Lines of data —

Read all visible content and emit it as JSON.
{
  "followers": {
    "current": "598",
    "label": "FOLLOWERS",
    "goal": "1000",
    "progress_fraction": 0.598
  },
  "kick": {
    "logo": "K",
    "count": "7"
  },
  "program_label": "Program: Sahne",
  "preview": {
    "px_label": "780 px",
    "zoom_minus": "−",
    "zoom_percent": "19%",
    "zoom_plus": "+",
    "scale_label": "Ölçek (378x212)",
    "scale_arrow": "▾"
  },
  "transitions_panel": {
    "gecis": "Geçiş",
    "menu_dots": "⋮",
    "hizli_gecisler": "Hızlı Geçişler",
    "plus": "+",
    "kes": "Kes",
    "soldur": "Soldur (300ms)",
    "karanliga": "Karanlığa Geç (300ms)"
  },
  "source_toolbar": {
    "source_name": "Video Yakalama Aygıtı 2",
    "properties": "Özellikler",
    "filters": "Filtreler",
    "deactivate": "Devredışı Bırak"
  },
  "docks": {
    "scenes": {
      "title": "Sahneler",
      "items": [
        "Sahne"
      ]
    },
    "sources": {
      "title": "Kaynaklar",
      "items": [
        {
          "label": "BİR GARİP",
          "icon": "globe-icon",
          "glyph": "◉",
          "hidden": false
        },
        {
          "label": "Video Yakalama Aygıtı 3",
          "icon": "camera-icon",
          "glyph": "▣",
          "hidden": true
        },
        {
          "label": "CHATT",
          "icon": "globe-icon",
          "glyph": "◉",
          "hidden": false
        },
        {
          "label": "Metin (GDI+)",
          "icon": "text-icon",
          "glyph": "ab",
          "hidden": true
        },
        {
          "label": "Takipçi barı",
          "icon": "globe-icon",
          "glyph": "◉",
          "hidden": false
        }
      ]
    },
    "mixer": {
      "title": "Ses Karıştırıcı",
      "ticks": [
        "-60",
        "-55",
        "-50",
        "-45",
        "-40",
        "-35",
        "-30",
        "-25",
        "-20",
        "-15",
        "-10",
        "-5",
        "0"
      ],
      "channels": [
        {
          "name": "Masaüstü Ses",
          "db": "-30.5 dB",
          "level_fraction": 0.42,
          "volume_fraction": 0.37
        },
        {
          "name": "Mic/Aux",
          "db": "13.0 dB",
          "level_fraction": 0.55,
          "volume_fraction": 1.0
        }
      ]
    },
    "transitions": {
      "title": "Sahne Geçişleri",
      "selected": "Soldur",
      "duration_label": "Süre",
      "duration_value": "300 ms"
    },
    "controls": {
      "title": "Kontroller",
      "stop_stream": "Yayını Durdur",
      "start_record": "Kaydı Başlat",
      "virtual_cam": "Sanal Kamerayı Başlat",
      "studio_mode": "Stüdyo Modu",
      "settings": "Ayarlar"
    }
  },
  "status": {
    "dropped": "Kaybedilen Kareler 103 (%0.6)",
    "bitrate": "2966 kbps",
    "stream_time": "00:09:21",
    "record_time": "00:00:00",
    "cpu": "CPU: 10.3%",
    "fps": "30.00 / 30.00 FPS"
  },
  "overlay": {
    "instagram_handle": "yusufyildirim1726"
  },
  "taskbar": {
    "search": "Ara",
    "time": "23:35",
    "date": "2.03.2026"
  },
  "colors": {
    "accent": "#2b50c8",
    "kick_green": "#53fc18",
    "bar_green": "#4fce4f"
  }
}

Written request — Pull out all lines containing "title".

Worked solution —
      "title": "Sahneler",
      "title": "Kaynaklar",
      "title": "Ses Karıştırıcı",
      "title": "Sahne Geçişleri",
      "title": "Kontroller",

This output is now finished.